What is expected: Return the entries verbatim and drop every picture.

:: Records to process ::

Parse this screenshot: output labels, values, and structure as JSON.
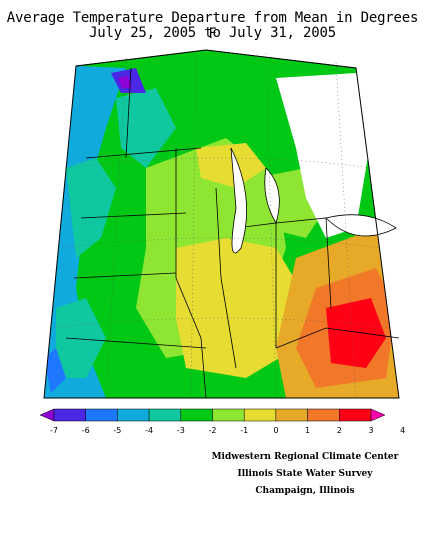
{
  "title": {
    "line1": "Average Temperature Departure from Mean in Degrees F",
    "line2": "July 25, 2005 to July 31, 2005"
  },
  "legend": {
    "labels": [
      "-7",
      "-6",
      "-5",
      "-4",
      "-3",
      "-2",
      "-1",
      "0",
      "1",
      "2",
      "3",
      "4"
    ],
    "colors": [
      "#8e00d6",
      "#4b28e6",
      "#1e78ff",
      "#10aadc",
      "#10c8a0",
      "#00c814",
      "#8ee632",
      "#e6dc32",
      "#e6aa28",
      "#f07828",
      "#ff0014",
      "#ff00aa"
    ]
  },
  "credits": [
    "Midwestern Regional Climate Center",
    "Illinois State Water Survey",
    "Champaign, Illinois"
  ]
}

:::

Task answer:
Parse this screenshot: output labels, values, and structure as JSON.
{
  "title": {
    "line1": "Average Temperature Departure from Mean in Degrees F",
    "line2": "July 25, 2005 to July 31, 2005"
  },
  "legend": {
    "labels": [
      "-7",
      "-6",
      "-5",
      "-4",
      "-3",
      "-2",
      "-1",
      "0",
      "1",
      "2",
      "3",
      "4"
    ],
    "colors": [
      "#8e00d6",
      "#4b28e6",
      "#1e78ff",
      "#10aadc",
      "#10c8a0",
      "#00c814",
      "#8ee632",
      "#e6dc32",
      "#e6aa28",
      "#f07828",
      "#ff0014",
      "#ff00aa"
    ]
  },
  "credits": [
    "Midwestern Regional Climate Center",
    "Illinois State Water Survey",
    "Champaign, Illinois"
  ]
}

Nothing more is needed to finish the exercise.